**EXERCISE DIRECTIONS**
Among the records below, find each line that includes the string "name" and copy it.
===
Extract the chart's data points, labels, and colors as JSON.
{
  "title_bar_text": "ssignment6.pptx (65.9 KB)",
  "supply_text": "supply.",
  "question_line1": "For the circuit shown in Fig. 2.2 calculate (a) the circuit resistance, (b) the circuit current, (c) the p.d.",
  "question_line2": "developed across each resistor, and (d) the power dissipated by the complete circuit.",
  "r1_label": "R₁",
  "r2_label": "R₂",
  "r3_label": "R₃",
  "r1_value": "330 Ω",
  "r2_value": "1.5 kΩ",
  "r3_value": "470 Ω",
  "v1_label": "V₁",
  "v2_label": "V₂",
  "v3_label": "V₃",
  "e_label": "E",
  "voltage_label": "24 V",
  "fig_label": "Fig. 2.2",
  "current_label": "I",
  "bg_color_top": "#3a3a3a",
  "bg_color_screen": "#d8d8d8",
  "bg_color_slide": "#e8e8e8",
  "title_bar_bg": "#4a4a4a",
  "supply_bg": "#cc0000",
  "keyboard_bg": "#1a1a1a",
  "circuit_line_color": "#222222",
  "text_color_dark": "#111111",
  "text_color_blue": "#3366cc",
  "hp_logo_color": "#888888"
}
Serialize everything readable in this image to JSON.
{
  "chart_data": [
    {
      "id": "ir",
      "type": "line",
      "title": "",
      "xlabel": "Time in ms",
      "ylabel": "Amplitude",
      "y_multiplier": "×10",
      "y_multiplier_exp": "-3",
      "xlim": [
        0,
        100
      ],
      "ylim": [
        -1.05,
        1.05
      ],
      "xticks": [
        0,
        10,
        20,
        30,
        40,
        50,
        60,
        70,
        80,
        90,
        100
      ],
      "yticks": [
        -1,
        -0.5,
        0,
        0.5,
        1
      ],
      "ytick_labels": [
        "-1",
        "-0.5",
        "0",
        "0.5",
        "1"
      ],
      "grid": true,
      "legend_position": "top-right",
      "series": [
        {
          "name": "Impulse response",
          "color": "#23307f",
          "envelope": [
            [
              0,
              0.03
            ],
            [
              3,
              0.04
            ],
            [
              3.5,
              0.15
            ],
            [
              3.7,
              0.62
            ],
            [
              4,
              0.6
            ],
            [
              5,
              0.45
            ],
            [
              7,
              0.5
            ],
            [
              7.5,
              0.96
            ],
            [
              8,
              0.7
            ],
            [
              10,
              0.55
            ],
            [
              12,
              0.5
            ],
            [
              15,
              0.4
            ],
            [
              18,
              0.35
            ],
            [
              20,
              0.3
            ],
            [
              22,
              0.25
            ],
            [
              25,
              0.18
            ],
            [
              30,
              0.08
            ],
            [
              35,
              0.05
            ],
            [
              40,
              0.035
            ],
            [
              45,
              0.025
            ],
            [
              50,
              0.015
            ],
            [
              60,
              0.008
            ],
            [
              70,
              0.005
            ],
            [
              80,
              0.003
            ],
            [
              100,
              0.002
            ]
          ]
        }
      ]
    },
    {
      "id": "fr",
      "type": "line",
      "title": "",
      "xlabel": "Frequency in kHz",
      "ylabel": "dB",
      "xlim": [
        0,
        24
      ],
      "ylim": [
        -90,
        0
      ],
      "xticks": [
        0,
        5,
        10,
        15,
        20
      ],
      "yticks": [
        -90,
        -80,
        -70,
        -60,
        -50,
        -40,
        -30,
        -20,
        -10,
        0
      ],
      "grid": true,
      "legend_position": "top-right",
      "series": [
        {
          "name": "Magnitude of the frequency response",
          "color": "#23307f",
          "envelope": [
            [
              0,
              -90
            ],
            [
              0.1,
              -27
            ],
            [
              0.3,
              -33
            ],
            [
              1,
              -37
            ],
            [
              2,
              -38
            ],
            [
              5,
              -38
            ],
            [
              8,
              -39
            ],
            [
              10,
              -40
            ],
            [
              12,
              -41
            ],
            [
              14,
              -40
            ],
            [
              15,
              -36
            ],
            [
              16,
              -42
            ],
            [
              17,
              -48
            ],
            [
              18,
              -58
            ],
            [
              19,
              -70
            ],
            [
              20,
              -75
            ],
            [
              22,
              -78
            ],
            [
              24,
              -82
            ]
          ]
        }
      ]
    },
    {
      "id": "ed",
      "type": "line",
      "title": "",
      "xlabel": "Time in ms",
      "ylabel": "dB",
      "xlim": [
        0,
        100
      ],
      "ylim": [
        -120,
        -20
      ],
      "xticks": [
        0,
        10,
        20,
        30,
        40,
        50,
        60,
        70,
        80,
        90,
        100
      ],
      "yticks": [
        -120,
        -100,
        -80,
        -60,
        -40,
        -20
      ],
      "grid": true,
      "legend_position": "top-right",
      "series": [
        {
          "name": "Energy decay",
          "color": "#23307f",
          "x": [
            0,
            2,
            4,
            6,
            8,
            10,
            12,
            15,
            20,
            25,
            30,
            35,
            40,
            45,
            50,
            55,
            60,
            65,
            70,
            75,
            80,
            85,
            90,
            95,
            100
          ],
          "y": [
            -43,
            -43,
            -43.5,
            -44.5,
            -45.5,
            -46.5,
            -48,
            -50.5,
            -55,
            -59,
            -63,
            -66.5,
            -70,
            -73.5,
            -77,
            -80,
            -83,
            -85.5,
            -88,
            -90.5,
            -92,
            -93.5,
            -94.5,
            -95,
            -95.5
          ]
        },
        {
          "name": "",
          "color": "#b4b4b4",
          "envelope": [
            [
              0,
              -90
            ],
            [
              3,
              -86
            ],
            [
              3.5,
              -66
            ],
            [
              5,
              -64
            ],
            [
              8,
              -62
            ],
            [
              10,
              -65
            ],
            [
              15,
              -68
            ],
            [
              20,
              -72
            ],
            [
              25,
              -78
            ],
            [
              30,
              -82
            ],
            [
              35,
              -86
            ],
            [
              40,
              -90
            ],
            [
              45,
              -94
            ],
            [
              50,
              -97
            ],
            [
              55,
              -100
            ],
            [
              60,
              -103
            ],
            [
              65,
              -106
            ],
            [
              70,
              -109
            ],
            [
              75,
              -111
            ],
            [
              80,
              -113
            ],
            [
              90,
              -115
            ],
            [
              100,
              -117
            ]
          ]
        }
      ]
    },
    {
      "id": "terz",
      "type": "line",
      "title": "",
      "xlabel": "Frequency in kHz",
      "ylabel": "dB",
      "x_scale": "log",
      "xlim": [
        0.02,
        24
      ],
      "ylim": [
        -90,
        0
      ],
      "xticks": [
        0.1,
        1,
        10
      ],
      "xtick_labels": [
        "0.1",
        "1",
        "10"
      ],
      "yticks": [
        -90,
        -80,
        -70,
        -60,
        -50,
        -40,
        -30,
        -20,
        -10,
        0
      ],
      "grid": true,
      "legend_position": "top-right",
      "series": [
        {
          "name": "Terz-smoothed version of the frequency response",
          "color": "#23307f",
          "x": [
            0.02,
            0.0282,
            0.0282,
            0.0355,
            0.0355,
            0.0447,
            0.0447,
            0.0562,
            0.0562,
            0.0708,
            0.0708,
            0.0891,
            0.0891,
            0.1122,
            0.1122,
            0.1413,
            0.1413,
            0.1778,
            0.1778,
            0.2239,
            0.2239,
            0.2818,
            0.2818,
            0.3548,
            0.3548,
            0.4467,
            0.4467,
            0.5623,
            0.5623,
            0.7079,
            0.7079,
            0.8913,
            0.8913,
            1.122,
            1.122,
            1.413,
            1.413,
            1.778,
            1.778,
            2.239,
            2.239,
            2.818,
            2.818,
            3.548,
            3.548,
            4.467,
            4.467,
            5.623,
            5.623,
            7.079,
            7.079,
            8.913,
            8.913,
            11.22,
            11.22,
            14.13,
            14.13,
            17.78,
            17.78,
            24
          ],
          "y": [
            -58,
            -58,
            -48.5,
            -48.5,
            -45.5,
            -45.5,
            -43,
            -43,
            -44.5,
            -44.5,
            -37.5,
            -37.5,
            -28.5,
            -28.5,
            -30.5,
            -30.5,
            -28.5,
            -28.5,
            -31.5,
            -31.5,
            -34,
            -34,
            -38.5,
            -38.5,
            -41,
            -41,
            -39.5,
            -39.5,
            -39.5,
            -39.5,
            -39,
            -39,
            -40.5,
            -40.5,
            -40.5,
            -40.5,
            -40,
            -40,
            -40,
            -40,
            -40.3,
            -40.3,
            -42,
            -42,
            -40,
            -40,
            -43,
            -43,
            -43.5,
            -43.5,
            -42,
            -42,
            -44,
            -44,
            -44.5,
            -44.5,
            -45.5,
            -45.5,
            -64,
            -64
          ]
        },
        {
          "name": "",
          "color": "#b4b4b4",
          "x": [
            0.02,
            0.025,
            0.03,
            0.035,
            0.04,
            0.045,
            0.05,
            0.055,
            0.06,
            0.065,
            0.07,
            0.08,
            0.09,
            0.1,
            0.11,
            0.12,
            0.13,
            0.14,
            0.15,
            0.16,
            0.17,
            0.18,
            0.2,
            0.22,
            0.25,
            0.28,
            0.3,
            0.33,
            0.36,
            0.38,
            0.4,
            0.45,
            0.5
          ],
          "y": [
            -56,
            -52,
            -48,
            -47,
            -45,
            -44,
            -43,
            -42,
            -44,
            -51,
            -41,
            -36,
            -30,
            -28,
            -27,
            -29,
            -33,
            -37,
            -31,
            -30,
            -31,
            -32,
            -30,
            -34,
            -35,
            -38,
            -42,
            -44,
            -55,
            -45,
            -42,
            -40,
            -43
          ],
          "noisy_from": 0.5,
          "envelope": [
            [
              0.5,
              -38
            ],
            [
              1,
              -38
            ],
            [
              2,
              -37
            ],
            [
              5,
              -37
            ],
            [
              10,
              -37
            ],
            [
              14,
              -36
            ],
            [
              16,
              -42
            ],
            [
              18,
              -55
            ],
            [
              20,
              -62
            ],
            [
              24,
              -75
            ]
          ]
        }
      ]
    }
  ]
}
===
**THE COMPLETED TASK**
          "name": "Impulse response",
          "name": "Magnitude of the frequency response",
          "name": "Energy decay",
          "name": "",
          "name": "Terz-smoothed version of the frequency response",
          "name": "",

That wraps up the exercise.